→ Set exercise: In the listing below, count the lines containing the string "negative" and state only the number.

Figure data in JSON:
•••

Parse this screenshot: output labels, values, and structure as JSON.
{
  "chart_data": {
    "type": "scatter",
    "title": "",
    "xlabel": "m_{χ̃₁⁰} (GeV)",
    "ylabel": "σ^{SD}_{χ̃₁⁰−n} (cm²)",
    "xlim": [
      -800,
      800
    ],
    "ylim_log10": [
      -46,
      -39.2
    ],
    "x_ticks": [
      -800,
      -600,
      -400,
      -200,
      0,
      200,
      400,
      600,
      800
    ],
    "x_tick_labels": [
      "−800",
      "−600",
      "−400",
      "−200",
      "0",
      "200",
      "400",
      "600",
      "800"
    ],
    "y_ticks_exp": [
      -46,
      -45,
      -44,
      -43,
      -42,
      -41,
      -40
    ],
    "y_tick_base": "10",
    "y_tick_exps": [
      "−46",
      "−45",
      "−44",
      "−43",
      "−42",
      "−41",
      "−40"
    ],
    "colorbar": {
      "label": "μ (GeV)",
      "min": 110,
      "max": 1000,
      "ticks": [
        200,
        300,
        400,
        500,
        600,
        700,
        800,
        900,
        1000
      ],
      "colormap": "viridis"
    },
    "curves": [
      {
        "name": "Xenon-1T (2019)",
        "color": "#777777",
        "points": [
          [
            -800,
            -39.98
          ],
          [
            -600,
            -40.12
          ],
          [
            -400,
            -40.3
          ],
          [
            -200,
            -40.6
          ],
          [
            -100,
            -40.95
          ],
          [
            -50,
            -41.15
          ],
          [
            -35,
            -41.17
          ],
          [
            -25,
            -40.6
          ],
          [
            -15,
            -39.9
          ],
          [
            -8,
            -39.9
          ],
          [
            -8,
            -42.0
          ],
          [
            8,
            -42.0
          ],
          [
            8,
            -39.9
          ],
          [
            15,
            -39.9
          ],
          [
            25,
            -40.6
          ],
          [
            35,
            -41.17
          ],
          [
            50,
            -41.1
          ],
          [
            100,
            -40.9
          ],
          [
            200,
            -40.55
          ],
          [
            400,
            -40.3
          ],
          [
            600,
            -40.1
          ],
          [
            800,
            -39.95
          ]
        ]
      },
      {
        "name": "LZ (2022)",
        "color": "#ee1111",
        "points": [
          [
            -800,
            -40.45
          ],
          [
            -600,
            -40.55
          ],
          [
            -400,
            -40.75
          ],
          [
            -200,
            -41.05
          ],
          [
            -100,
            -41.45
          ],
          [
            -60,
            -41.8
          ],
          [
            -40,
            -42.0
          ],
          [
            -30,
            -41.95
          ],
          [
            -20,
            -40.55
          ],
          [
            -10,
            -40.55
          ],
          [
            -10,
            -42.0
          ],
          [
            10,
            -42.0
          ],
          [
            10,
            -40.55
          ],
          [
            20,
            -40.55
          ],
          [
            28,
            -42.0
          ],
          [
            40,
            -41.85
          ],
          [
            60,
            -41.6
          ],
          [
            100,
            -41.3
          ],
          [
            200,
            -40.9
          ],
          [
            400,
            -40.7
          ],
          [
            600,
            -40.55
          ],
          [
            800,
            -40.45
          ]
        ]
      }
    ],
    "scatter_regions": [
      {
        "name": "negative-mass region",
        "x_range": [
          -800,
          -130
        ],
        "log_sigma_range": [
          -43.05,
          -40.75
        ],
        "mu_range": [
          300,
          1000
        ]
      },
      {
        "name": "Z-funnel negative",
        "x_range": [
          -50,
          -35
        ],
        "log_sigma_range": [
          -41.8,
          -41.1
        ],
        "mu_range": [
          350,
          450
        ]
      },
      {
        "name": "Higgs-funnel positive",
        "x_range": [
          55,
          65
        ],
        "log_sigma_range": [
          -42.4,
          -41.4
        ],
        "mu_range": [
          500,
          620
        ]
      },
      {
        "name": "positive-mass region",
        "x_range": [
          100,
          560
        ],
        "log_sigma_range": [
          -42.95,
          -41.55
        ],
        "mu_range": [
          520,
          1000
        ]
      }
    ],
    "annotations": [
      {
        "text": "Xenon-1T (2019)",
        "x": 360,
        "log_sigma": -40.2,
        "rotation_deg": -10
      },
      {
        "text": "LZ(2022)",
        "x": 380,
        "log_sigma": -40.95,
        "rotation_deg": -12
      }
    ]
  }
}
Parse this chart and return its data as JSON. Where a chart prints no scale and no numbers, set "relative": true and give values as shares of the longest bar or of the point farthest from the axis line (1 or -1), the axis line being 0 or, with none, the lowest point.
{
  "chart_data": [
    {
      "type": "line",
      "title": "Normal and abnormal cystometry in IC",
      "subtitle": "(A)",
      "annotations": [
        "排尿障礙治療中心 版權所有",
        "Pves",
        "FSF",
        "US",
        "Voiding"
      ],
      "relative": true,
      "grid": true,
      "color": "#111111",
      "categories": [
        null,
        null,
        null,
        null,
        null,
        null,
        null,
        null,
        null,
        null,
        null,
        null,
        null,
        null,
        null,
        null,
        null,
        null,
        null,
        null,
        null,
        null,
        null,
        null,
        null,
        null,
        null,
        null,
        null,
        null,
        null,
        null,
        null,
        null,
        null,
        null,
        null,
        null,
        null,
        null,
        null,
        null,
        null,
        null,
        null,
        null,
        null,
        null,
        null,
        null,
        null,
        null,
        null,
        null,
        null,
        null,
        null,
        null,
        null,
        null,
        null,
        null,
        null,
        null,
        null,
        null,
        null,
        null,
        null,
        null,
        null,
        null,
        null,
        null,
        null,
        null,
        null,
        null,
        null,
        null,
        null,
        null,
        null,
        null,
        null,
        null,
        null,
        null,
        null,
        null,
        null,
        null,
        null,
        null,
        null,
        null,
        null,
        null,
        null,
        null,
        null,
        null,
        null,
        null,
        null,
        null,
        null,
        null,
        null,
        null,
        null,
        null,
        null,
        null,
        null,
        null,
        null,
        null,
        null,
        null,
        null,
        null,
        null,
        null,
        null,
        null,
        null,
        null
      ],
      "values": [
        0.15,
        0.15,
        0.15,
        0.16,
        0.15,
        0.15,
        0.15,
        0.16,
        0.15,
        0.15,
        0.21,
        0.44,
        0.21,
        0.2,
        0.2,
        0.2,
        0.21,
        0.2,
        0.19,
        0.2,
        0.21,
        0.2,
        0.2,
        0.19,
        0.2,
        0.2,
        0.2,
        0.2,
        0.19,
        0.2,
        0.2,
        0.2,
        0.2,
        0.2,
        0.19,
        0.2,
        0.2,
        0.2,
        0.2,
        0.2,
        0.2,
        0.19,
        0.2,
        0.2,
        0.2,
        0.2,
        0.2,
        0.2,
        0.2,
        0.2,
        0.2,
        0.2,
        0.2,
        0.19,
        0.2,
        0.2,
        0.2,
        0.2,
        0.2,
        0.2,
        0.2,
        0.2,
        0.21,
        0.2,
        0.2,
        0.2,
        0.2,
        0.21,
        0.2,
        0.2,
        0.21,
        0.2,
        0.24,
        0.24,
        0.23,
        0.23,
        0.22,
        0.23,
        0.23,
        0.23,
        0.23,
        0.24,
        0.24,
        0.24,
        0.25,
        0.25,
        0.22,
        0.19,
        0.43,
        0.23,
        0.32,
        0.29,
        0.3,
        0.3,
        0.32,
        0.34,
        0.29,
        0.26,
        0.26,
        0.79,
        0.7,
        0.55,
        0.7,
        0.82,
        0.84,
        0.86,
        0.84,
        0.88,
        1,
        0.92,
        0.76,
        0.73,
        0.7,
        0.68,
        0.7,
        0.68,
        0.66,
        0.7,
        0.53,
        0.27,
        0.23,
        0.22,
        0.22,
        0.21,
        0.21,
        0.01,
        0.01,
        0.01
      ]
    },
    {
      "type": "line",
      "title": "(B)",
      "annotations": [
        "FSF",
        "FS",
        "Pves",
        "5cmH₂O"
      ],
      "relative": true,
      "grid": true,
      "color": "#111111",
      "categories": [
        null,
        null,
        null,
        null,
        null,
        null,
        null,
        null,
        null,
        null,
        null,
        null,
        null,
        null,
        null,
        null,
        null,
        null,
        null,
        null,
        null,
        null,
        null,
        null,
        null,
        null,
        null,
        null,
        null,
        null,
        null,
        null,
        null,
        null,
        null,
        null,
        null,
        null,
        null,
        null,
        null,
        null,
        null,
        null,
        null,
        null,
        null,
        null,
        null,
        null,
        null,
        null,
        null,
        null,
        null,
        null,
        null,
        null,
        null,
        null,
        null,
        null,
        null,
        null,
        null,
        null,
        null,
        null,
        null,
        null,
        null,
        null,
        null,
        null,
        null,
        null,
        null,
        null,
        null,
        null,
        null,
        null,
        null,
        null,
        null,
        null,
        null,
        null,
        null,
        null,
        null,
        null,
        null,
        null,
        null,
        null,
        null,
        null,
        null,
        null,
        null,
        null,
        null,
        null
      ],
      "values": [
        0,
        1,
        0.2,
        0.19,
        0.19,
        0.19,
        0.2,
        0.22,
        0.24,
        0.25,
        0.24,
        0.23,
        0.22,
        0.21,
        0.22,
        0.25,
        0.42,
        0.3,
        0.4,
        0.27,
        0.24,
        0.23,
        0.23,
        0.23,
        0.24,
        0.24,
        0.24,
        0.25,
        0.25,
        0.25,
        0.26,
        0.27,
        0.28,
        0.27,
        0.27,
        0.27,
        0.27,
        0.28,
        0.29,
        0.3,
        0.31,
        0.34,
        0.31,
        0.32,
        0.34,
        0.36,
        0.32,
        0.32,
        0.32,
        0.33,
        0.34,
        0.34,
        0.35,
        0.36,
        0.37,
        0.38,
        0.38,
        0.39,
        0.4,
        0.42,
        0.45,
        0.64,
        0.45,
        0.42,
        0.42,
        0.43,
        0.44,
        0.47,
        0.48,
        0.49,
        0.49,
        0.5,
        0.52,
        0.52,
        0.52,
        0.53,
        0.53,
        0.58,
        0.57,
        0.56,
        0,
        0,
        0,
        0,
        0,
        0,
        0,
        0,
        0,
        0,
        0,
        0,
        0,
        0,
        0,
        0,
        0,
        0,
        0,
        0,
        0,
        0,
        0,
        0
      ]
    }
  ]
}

•••

→ Answer below: 2